Prompt 1.
Reproduce the voltage drop thread word for word.

################

Voltage Drop Calculation for Conductors larger than 310.16

[NorthwestPV]

I need to do a voltage drop calculation on a 800 Amp continuous load. The actual load is 760A with the 1.25 calculated. I will be paralleling 4 sets of 250 THHN In 2 conduits. The conductors will be derated to 80%. It is 3-phase 480V WYE. Do I take the 760A and divide that by 4 then use the resistance of the 250 MCM?

 

[Hv&Lv]

http://genuinedealz.com/voltage-drop.html

 

[kwired]

I need to do a voltage drop calculation on a 800 Amp continuous load. The actual load is 760A with the 1.25 calculated. I will be paralleling 4 sets of 250 THHN In 2 conduits. The conductors will be derated to 80%. It is 3-phase 480V WYE. Do I take the 760A and divide that by 4 then use the resistance of the 250 MCM?

Voltage drop will depend on actual load drawn and resistance of conductors so forget the 125% or any other ampacity adjustments - they have nothing to do with voltage drop.

I believe you want to take your total load and assume you have one conductor with (250 x 4) MCM or 1000 (which I guess should still give you same result)

Note this parallel conductor with a net of 1000 MCM has more current carrying capacity than an actual 1000 MCM single conductor has.

 

[bob]

You don't need to added 25 % to the load for voltage drop calculations. Usually you divide the total amperage by 4 but your way would work.
Use the calculator posted.

 

[NorthwestPV]

Ok, so the actual load is 608A. I was just curious about conductors outside the range. Maybe I should have used a 2000A load question.

################

Prompt 2.
Render the lines of the entries as a JSON list of strings, one string per line and with blank lines left out. Begin at the line that contains "footnote-ref-1[interactable]: (1) [511, 188, 529, 202]" and stop after the line that contains "footnote-ref-5[interactable]: (5) [432, 918, 450, 932]".

Image region annotations:
################

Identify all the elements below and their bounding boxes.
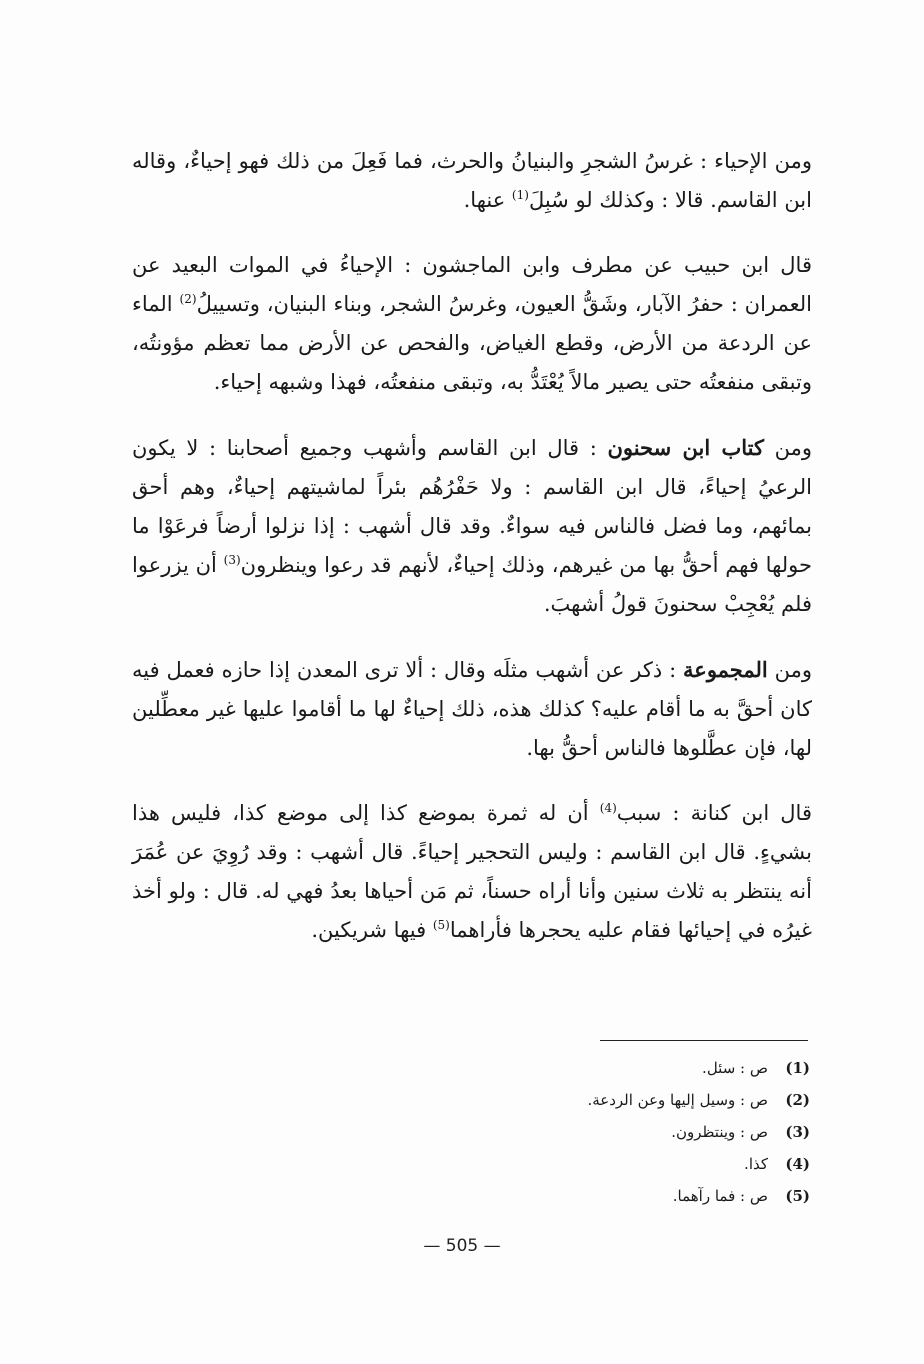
footnote-ref-1[interactable]: (1) [511, 188, 529, 202]
text-segment: الماء عن الردعة من الأرض، وقطع الغياض، والفحص عن الأرض مما تعظم مؤونتُه، وتبقى منفعتُه حتى يصير مالاً يُعْتَدُّ به، وتبقى منفعتُه، فهذا وشبهه إحياء. [132, 292, 812, 394]
footnote-text: كذا. [744, 1155, 768, 1173]
footnote-text: ص : سئل. [702, 1059, 768, 1077]
text-segment: ومن الإحياء : غرسُ الشجرِ والبنيانُ والحرث، فما فَعِلَ من ذلك فهو إحياءٌ، وقاله ابن القاسم. قالا : وكذلك لو سُبِلَ [132, 149, 812, 212]
paragraph-3 [132, 428, 812, 624]
footnote-ref-3[interactable]: (3) [223, 553, 241, 567]
footnote-divider [600, 1040, 808, 1041]
footnote-text: ص : وسيل إليها وعن الردعة. [587, 1091, 768, 1109]
text-segment: ومن [767, 658, 812, 682]
book-title: كتاب ابن سحنون [607, 435, 764, 460]
footnote-3 [400, 1116, 810, 1148]
text-segment: عنها. [463, 188, 512, 212]
book-title: المجموعة [683, 657, 768, 682]
footnote-1 [400, 1052, 810, 1084]
footnote-number: (1) [785, 1059, 810, 1077]
text-segment: قال ابن كنانة : سبب [616, 801, 812, 825]
footnote-text: ص : وينتظرون. [671, 1123, 768, 1141]
footnote-4 [400, 1148, 810, 1180]
footnote-number: (3) [785, 1123, 810, 1141]
footnote-5 [400, 1180, 810, 1212]
footnote-number: (2) [785, 1091, 810, 1109]
paragraph-1 [132, 142, 812, 220]
paragraph-4 [132, 650, 812, 768]
footnote-number: (4) [785, 1155, 810, 1173]
text-segment: : قال ابن القاسم وأشهب وجميع أصحابنا : لا يكون الرعيُ إحياءً، قال ابن القاسم : ولا حَفْرُهُم بئراً لماشيتهم إحياءٌ، وهم أحق بمائهم، وما فضل فالناس فيه سواءٌ. وقد قال أشهب : إذا نزلوا أرضاً فرعَوْا ما حولها فهم أحقُّ بها من غيرهم، وذلك إحياءٌ، لأنهم قد رعوا وينظرون [132, 436, 812, 577]
footnote-ref-2[interactable]: (2) [179, 292, 197, 306]
text-segment: أن له ثمرة بموضع كذا إلى موضع كذا، فليس هذا بشيءٍ. قال ابن القاسم : وليس التحجير إحياءً. قال أشهب : وقد رُوِيَ عن عُمَرَ أنه ينتظر به ثلاث سنين وأنا أراه حسناً، ثم مَن أحياها بعدُ فهي له. قال : ولو أخذ غيرُه في إحيائها فقام عليه يحجرها فأراهما [132, 801, 812, 942]
footnote-ref-4[interactable]: (4) [599, 801, 617, 815]
footnote-ref-5[interactable]: (5) [432, 918, 450, 932]
text-segment: ومن [763, 436, 812, 460]
main-text [132, 142, 812, 950]
text-segment: قال ابن حبيب عن مطرف وابن الماجشون : الإحياءُ في الموات البعيد عن العمران : حفرُ الآبار، وشَقُّ العيون، وغرسُ الشجر، وبناء البنيان، وتسييلُ [132, 253, 812, 316]
text-segment: أن يزرعوا فلم يُعْجِبْ سحنونَ قولُ أشهبَ. [132, 553, 812, 616]
text-segment: : ذكر عن أشهب مثلَه وقال : ألا ترى المعدن إذا حازه فعمل فيه كان أحقَّ به ما أقام عليه؟ كذلك هذه، ذلك إحياءٌ لها ما أقاموا عليها غير معطِّلين لها، فإن عطَّلوها فالناس أحقُّ بها. [132, 658, 812, 760]
footnote-2 [400, 1084, 810, 1116]
footnotes [400, 1052, 810, 1212]
footnote-text: ص : فما رآهما. [672, 1187, 768, 1205]
paragraph-5 [132, 794, 812, 950]
footnote-number: (5) [785, 1187, 810, 1205]
text-segment: فيها شريكين. [311, 918, 433, 942]
page-number: — 505 — [423, 1236, 501, 1256]
paragraph-2 [132, 246, 812, 402]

################

Correct output 1.
Voltage Drop Calculation for Conductors larger than 310.16

[NorthwestPV]

I need to do a voltage drop calculation on a 800 Amp continuous load. The actual load is 760A with the 1.25 calculated. I will be paralleling 4 sets of 250 THHN In 2 conduits. The conductors will be derated to 80%. It is 3-phase 480V WYE. Do I take the 760A and divide that by 4 then use the resistance of the 250 MCM?

 

[Hv&Lv]

http://genuinedealz.com/voltage-drop.html

 

[kwired]

I need to do a voltage drop calculation on a 800 Amp continuous load. The actual load is 760A with the 1.25 calculated. I will be paralleling 4 sets of 250 THHN In 2 conduits. The conductors will be derated to 80%. It is 3-phase 480V WYE. Do I take the 760A and divide that by 4 then use the resistance of the 250 MCM?

Voltage drop will depend on actual load drawn and resistance of conductors so forget the 125% or any other ampacity adjustments - they have nothing to do with voltage drop.

I believe you want to take your total load and assume you have one conductor with (250 x 4) MCM or 1000 (which I guess should still give you same result)

Note this parallel conductor with a net of 1000 MCM has more current carrying capacity than an actual 1000 MCM single conductor has.

 

[bob]

You don't need to added 25 % to the load for voltage drop calculations. Usually you divide the total amperage by 4 but your way would work.
Use the calculator posted.

 

[NorthwestPV]

Ok, so the actual load is 608A. I was just curious about conductors outside the range. Maybe I should have used a 2000A load question.

Correct output 2.
[
  "footnote-ref-1[interactable]: (1) [511, 188, 529, 202]",
  "text-segment: الماء عن الردعة من الأرض، وقطع الغياض، والفحص عن الأرض مما تعظم مؤونتُه، وتبقى منفعتُه حتى يصير مالاً يُعْتَدُّ به، وتبقى منفعتُه، فهذا وشبهه إحياء. [132, 292, 812, 394]",
  "footnote-text: كذا. [744, 1155, 768, 1173]",
  "footnote-text: ص : سئل. [702, 1059, 768, 1077]",
  "text-segment: ومن الإحياء : غرسُ الشجرِ والبنيانُ والحرث، فما فَعِلَ من ذلك فهو إحياءٌ، وقاله ابن القاسم. قالا : وكذلك لو سُبِلَ [132, 149, 812, 212]",
  "paragraph-3 [132, 428, 812, 624]",
  "footnote-ref-3[interactable]: (3) [223, 553, 241, 567]",
  "footnote-divider [600, 1040, 808, 1041]",
  "footnote-text: ص : وسيل إليها وعن الردعة. [587, 1091, 768, 1109]",
  "text-segment: ومن [767, 658, 812, 682]",
  "book-title: كتاب ابن سحنون [607, 435, 764, 460]",
  "footnote-3 [400, 1116, 810, 1148]",
  "text-segment: عنها. [463, 188, 512, 212]",
  "book-title: المجموعة [683, 657, 768, 682]",
  "footnote-1 [400, 1052, 810, 1084]",
  "footnote-number: (1) [785, 1059, 810, 1077]",
  "text-segment: قال ابن كنانة : سبب [616, 801, 812, 825]",
  "footnote-text: ص : وينتظرون. [671, 1123, 768, 1141]",
  "footnote-4 [400, 1148, 810, 1180]",
  "footnote-number: (3) [785, 1123, 810, 1141]",
  "footnote-5 [400, 1180, 810, 1212]",
  "footnote-number: (2) [785, 1091, 810, 1109]",
  "paragraph-1 [132, 142, 812, 220]",
  "paragraph-4 [132, 650, 812, 768]",
  "footnote-number: (4) [785, 1155, 810, 1173]",
  "text-segment: : قال ابن القاسم وأشهب وجميع أصحابنا : لا يكون الرعيُ إحياءً، قال ابن القاسم : ولا حَفْرُهُم بئراً لماشيتهم إحياءٌ، وهم أحق بمائهم، وما فضل فالناس فيه سواءٌ. وقد قال أشهب : إذا نزلوا أرضاً فرعَوْا ما حولها فهم أحقُّ بها من غيرهم، وذلك إحياءٌ، لأنهم قد رعوا وينظرون [132, 436, 812, 577]",
  "footnote-ref-2[interactable]: (2) [179, 292, 197, 306]",
  "text-segment: أن له ثمرة بموضع كذا إلى موضع كذا، فليس هذا بشيءٍ. قال ابن القاسم : وليس التحجير إحياءً. قال أشهب : وقد رُوِيَ عن عُمَرَ أنه ينتظر به ثلاث سنين وأنا أراه حسناً، ثم مَن أحياها بعدُ فهي له. قال : ولو أخذ غيرُه في إحيائها فقام عليه يحجرها فأراهما [132, 801, 812, 942]",
  "footnote-ref-4[interactable]: (4) [599, 801, 617, 815]",
  "footnote-ref-5[interactable]: (5) [432, 918, 450, 932]"
]